[BEGIN Provided data]

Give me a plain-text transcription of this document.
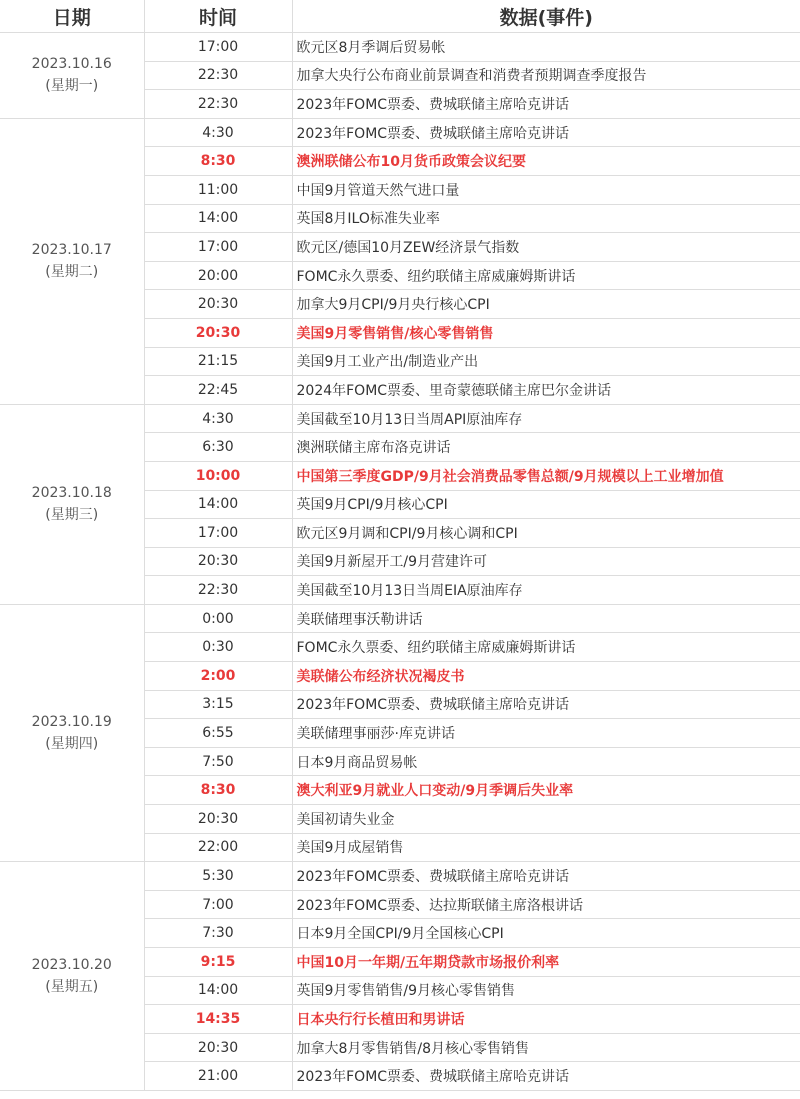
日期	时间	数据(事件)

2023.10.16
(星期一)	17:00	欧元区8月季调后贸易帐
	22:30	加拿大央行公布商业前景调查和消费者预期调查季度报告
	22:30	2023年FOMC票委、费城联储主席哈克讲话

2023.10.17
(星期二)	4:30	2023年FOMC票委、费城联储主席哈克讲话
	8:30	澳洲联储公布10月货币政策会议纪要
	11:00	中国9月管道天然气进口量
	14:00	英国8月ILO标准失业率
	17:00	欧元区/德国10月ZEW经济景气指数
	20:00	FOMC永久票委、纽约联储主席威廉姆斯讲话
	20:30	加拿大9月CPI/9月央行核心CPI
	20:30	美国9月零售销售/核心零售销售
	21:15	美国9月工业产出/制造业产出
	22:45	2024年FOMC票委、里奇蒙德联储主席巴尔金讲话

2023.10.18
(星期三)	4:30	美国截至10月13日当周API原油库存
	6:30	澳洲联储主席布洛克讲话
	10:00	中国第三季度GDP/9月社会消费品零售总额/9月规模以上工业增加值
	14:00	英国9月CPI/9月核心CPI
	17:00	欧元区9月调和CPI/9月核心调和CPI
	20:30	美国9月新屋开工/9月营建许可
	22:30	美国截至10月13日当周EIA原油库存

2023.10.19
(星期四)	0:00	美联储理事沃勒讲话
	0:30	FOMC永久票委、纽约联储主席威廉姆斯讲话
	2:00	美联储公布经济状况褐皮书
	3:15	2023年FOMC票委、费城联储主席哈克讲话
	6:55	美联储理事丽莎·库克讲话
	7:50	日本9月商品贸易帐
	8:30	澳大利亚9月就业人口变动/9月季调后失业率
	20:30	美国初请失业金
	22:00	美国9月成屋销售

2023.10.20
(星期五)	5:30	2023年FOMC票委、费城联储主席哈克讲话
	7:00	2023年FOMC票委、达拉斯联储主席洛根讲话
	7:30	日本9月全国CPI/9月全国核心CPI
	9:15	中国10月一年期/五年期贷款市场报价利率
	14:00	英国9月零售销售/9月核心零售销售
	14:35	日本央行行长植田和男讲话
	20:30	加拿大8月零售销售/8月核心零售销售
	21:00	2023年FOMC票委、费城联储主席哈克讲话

[END Provided data]
[BEGIN Provided data]

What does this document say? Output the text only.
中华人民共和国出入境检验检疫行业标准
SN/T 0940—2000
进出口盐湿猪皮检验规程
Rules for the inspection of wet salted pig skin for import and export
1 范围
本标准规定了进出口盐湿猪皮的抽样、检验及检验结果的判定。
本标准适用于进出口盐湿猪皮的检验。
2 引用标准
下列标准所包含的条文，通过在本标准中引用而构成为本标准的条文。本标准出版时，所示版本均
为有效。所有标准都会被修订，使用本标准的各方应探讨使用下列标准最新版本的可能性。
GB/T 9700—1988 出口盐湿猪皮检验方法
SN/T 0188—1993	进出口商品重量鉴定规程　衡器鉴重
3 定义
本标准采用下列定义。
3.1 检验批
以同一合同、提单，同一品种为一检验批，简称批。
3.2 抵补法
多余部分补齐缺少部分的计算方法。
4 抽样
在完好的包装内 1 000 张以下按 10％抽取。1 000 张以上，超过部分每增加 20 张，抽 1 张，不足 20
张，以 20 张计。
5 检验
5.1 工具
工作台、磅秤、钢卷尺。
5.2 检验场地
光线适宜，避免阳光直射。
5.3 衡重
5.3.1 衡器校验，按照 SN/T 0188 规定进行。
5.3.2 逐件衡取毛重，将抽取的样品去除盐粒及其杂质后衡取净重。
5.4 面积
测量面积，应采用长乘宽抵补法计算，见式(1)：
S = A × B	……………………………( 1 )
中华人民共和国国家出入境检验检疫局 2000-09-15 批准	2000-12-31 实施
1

[END Provided data]

# Exercise requirements
Go through the listing above and pull out each line containing the word "FOMC永久票委".

# The reply
	20:00	FOMC永久票委、纽约联储主席威廉姆斯讲话
	0:30	FOMC永久票委、纽约联储主席威廉姆斯讲话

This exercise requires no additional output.